TEXTAUSZUG.
Ein paar Gedan­ken zum Buch, inspi­riert durch die Kri­tik im Deutsch­land­funk, durch eine Sen­dung im DLF wurde ich auch auf das Werk aufmerksam.

Die erste Frage wäre die nach Assi­zia­tio­nen zum Titel, Kali. Kalium-​​Salz ist eine Mischung ver­schie­de­ner kali­um­hal­ti­ger Salz­ver­bin­dun­gen, Haupt­ver­ar­bei­tung erfolgt zu Dün­ger. In der Geschichte ist der weiße Salz­berg das Ziel der Reise der Prot­ago­nis­tin, sym­bol­haft steht das Salz für Reich­tum (Arbeits­plätze, Geruch­lo­sig­keit) und Zer­stö­rung (Gemälde in der Kir­che lei­den, gerö­tete Augen) zugleich. Die hin­du­is­ti­sche „schwarze” Göt­tin Kali von Tod und Zer­stö­rung zielt eher auf die weib­li­che Haupt­fi­gur ab. Sän­ge­rin und Ver­füh­re­rin der Mas­sen, bringt sie Tod all denen, die sich mit ihr ein­las­sen. Aber Kali ist auch eine phil­ip­pi­ni­sche Kampf­sport­art, bei wel­cher die Abwehr von Angrif­fen mit Stock und Mes­ser im Vor­der­grund steht. Die­ses Motiv wird durch den Vor­win­ter­wind im Buch auf­ge­grif­fen, wel­cher die töd­li­che Gefahr abwen­det. Schon der Titel ist viel­deu­tig, und die­ses Vage, Unbe­stimmte zieht sich durchs ganze Buch.

Eine Schlüs­sel­stelle ist die, wo eine Pfar­re­rin gegen die Gleich­gül­tig­keit wet­tert, mit der heute Böses geschieht. Die Stelle ist des­halb wich­tig, weil da viel von Handke selbst mit­schwingt, dem ent­täusch­ten 68er. Von die­ser Resi­gna­tion ist ein gro­ßer Teil des Buches betrof­fen, unaus­weich­lich nähert sich die Prot­ago­nis­tin dem wei­ßen Salz­berg und damit ihrem Tod. Denn so hat sie es ein­mal aus­ge­spro­chen, also muss es auch so gesche­hen. Doch es kommt anders, die Ret­tung vor die­sem tris­ten Ende weht in Form des Vor­win­ter­win­des heran, der vom Salz­herrn gehört und ver­stan­den wird. Dem­ent­spre­chend ist das Ende des Buches dann hoff­nungs­voll, die Welt wird geret­tet, das ver­misste Kind von der Frau gefun­den, ein Fest gefei­ert mit allem, was dazu gehört.

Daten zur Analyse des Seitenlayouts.
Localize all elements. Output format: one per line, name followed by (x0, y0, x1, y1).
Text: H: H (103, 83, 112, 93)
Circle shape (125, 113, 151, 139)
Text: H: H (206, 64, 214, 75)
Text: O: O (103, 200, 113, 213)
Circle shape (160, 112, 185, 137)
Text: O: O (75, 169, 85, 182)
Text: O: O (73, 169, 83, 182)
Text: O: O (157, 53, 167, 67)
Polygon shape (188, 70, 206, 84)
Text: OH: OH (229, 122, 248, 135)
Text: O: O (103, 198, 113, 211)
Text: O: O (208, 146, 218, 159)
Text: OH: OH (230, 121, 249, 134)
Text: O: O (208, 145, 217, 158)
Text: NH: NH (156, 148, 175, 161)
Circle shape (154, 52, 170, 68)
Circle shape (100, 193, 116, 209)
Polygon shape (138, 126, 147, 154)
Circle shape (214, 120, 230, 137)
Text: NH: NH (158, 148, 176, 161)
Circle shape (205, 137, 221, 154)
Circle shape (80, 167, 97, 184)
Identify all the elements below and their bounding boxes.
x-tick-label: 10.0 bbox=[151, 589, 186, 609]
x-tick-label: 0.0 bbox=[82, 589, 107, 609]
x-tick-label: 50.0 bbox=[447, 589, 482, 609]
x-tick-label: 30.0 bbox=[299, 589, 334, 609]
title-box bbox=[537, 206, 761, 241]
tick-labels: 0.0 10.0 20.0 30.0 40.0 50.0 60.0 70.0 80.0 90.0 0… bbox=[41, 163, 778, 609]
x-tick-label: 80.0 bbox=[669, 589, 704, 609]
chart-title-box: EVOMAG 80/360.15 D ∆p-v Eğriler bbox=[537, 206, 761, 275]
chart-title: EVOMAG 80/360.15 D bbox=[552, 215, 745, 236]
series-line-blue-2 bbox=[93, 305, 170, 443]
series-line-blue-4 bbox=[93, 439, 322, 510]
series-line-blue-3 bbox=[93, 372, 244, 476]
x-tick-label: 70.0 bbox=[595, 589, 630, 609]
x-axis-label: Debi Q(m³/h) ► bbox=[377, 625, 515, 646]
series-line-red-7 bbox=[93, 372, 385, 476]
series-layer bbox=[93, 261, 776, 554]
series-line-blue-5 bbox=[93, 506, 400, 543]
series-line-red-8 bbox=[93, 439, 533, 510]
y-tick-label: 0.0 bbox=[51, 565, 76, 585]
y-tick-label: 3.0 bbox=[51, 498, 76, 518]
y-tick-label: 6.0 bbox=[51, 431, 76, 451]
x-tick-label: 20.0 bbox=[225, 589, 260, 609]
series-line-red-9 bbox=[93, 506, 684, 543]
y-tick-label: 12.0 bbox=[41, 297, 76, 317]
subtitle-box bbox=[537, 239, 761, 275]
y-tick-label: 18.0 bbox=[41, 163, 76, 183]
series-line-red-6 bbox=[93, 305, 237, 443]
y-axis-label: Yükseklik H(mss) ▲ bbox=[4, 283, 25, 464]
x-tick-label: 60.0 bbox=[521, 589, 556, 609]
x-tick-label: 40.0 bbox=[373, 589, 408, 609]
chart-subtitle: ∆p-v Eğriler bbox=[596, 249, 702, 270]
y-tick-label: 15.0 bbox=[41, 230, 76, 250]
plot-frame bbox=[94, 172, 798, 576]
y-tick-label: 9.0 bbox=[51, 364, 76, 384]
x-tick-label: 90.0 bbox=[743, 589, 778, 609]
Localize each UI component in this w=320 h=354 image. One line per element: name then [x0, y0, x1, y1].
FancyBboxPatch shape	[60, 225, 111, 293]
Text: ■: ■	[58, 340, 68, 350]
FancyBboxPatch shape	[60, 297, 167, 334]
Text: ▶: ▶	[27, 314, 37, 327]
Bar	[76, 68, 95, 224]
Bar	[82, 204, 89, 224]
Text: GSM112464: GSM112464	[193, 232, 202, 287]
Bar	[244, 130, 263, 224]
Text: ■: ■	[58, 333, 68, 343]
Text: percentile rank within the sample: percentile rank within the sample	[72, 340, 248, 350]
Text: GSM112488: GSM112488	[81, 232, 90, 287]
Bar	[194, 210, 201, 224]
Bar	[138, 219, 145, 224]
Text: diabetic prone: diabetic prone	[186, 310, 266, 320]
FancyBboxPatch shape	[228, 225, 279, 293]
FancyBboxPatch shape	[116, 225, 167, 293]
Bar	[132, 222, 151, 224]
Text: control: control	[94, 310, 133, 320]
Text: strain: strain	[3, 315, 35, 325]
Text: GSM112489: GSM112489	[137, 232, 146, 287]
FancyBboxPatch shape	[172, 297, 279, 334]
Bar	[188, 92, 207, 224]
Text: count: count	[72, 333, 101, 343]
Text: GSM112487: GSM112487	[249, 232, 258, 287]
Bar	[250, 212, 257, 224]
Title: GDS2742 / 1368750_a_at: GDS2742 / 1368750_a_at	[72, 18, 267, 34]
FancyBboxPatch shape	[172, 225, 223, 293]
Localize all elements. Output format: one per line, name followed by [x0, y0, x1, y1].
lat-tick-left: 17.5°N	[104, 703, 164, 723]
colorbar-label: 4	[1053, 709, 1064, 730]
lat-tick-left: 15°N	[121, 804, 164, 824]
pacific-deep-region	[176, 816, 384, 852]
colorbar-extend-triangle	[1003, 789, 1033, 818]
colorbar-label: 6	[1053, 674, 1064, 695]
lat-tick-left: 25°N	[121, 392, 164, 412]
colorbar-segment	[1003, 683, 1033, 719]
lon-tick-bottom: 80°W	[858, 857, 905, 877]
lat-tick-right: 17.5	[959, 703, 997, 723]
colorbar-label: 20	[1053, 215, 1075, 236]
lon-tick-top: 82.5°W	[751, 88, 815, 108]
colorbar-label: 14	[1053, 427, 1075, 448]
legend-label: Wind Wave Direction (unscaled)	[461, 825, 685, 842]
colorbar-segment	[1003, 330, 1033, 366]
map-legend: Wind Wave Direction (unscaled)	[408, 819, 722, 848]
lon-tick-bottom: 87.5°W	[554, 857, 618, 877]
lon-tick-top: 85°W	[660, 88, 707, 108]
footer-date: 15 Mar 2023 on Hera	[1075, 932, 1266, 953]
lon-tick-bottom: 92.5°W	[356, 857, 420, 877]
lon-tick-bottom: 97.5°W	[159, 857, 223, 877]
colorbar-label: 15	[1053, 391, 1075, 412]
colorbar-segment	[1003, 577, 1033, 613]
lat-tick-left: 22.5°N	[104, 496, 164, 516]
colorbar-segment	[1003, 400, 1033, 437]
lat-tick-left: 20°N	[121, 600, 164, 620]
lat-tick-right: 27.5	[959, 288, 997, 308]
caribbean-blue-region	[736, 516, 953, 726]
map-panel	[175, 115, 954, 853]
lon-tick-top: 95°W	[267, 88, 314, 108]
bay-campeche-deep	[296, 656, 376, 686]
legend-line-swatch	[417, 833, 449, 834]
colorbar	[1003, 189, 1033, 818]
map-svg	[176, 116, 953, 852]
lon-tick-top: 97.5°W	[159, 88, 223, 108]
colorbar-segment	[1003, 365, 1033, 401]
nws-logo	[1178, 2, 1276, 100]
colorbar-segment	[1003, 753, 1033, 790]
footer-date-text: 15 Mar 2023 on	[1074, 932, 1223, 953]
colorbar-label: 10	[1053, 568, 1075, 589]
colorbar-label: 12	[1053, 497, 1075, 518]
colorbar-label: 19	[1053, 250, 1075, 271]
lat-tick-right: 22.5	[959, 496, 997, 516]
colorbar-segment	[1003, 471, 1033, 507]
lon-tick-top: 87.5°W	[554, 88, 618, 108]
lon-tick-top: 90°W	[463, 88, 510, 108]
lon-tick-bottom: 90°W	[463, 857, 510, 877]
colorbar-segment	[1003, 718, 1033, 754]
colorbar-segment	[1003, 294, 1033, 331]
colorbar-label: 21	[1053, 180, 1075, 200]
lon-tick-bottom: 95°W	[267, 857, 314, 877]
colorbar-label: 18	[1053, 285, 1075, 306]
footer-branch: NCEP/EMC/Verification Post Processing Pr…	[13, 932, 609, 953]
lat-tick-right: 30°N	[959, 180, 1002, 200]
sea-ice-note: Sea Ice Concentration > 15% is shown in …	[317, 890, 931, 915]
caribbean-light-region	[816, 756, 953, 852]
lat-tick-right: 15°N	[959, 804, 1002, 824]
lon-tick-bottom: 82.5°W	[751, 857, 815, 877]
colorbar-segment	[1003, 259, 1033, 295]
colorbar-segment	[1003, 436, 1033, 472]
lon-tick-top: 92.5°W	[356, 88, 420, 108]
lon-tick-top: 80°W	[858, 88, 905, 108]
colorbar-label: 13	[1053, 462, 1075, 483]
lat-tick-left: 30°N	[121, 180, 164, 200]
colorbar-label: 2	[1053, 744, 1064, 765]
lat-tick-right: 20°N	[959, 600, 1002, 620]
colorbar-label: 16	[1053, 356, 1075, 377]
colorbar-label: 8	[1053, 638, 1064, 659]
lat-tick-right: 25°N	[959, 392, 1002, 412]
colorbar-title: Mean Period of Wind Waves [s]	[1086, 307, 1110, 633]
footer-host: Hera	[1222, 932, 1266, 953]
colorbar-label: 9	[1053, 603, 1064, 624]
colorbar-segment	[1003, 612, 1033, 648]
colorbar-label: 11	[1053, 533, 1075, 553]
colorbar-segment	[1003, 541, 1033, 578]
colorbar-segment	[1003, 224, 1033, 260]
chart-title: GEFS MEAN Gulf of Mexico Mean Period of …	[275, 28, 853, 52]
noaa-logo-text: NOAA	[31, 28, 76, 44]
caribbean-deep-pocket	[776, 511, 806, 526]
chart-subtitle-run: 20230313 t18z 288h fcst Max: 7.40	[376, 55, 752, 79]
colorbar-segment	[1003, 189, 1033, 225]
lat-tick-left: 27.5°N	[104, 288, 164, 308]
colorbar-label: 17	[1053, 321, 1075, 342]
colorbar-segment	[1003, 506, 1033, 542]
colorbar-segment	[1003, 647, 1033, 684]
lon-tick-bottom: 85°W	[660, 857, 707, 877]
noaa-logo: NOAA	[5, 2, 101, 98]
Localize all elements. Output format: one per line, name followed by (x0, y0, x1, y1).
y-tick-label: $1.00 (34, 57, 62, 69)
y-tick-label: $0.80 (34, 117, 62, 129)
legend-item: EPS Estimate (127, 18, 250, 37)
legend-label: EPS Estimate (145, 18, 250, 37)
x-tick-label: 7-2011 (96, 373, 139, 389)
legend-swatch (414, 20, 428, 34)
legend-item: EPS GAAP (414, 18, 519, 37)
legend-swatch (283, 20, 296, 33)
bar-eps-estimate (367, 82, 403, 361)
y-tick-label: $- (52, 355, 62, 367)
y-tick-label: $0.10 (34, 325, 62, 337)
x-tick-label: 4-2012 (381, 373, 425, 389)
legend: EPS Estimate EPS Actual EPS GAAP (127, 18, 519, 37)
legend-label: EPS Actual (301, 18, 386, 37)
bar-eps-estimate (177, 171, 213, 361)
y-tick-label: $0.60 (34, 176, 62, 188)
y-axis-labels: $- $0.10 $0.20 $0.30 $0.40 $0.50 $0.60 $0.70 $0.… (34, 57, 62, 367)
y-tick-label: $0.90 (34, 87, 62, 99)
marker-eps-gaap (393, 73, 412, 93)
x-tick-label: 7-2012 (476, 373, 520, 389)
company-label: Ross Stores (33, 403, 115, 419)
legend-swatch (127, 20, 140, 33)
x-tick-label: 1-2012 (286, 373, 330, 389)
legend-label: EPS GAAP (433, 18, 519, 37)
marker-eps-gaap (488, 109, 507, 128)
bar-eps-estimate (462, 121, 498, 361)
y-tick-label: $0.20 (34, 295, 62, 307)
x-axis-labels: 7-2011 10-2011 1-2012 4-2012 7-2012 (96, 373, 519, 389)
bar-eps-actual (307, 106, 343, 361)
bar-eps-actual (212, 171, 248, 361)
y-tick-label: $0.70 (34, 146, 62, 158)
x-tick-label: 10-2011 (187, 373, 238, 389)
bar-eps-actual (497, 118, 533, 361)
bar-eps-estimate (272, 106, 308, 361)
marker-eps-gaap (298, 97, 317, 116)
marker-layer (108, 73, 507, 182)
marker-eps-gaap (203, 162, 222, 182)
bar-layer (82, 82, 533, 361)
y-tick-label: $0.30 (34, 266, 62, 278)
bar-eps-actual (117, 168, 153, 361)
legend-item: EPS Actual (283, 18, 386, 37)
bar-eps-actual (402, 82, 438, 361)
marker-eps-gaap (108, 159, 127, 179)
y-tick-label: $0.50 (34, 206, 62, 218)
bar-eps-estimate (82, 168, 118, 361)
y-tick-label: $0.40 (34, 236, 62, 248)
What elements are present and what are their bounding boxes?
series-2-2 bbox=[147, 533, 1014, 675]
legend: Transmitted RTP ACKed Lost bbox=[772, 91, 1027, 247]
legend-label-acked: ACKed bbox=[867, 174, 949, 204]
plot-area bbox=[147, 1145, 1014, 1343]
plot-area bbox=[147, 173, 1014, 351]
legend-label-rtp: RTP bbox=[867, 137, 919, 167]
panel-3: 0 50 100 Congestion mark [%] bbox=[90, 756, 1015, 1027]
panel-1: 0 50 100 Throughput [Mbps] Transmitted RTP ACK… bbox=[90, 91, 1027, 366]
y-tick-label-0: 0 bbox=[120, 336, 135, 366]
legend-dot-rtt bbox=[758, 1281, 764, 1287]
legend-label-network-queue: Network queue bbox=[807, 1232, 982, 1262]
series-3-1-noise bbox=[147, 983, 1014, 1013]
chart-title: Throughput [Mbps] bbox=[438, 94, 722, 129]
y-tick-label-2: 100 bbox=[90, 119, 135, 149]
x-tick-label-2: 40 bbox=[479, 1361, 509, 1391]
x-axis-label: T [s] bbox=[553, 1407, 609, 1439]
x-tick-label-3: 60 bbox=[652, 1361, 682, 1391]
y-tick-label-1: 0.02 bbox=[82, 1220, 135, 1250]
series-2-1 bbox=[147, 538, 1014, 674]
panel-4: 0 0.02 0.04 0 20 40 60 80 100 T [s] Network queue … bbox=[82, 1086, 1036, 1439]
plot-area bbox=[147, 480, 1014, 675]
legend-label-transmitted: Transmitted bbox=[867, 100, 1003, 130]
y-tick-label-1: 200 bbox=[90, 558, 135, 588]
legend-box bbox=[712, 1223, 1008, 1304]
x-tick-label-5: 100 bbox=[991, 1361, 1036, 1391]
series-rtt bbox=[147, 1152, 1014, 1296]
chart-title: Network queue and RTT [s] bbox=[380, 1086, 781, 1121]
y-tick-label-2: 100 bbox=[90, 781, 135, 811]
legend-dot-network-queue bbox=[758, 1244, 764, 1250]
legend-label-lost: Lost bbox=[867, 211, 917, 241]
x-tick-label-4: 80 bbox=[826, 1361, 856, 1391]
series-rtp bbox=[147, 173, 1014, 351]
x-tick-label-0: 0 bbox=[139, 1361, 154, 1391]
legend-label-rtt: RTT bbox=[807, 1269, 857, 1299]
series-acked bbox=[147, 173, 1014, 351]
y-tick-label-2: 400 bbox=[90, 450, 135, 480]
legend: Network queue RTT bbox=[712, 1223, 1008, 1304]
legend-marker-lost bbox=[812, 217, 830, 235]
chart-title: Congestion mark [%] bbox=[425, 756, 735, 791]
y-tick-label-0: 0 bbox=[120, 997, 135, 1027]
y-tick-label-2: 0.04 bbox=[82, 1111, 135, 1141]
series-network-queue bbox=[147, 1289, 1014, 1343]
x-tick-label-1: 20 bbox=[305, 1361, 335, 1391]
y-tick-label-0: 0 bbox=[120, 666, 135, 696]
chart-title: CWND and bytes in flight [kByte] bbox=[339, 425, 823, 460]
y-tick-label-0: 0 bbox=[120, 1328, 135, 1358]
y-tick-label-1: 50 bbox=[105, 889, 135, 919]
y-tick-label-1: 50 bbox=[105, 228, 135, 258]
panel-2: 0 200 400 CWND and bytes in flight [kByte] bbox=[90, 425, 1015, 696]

AUFGABENBESCHREIBUNG.
Gib den Abschnitt der Buchbesprechung noch einmal wieder, beginnend bei "Eine Schlüs­sel­stelle ist" und endend bei "was dazu gehört.". Tausche darin "Handke" gegen "dem Autor" aus.

ERGEBNIS.
Eine Schlüs­sel­stelle ist die, wo eine Pfar­re­rin gegen die Gleich­gül­tig­keit wet­tert, mit der heute Böses geschieht. Die Stelle ist des­halb wich­tig, weil da viel von dem Autor selbst mit­schwingt, dem ent­täusch­ten 68er. Von die­ser Resi­gna­tion ist ein gro­ßer Teil des Buches betrof­fen, unaus­weich­lich nähert sich die Prot­ago­nis­tin dem wei­ßen Salz­berg und damit ihrem Tod. Denn so hat sie es ein­mal aus­ge­spro­chen, also muss es auch so gesche­hen. Doch es kommt anders, die Ret­tung vor die­sem tris­ten Ende weht in Form des Vor­win­ter­win­des heran, der vom Salz­herrn gehört und ver­stan­den wird. Dem­ent­spre­chend ist das Ende des Buches dann hoff­nungs­voll, die Welt wird geret­tet, das ver­misste Kind von der Frau gefun­den, ein Fest gefei­ert mit allem, was dazu gehört.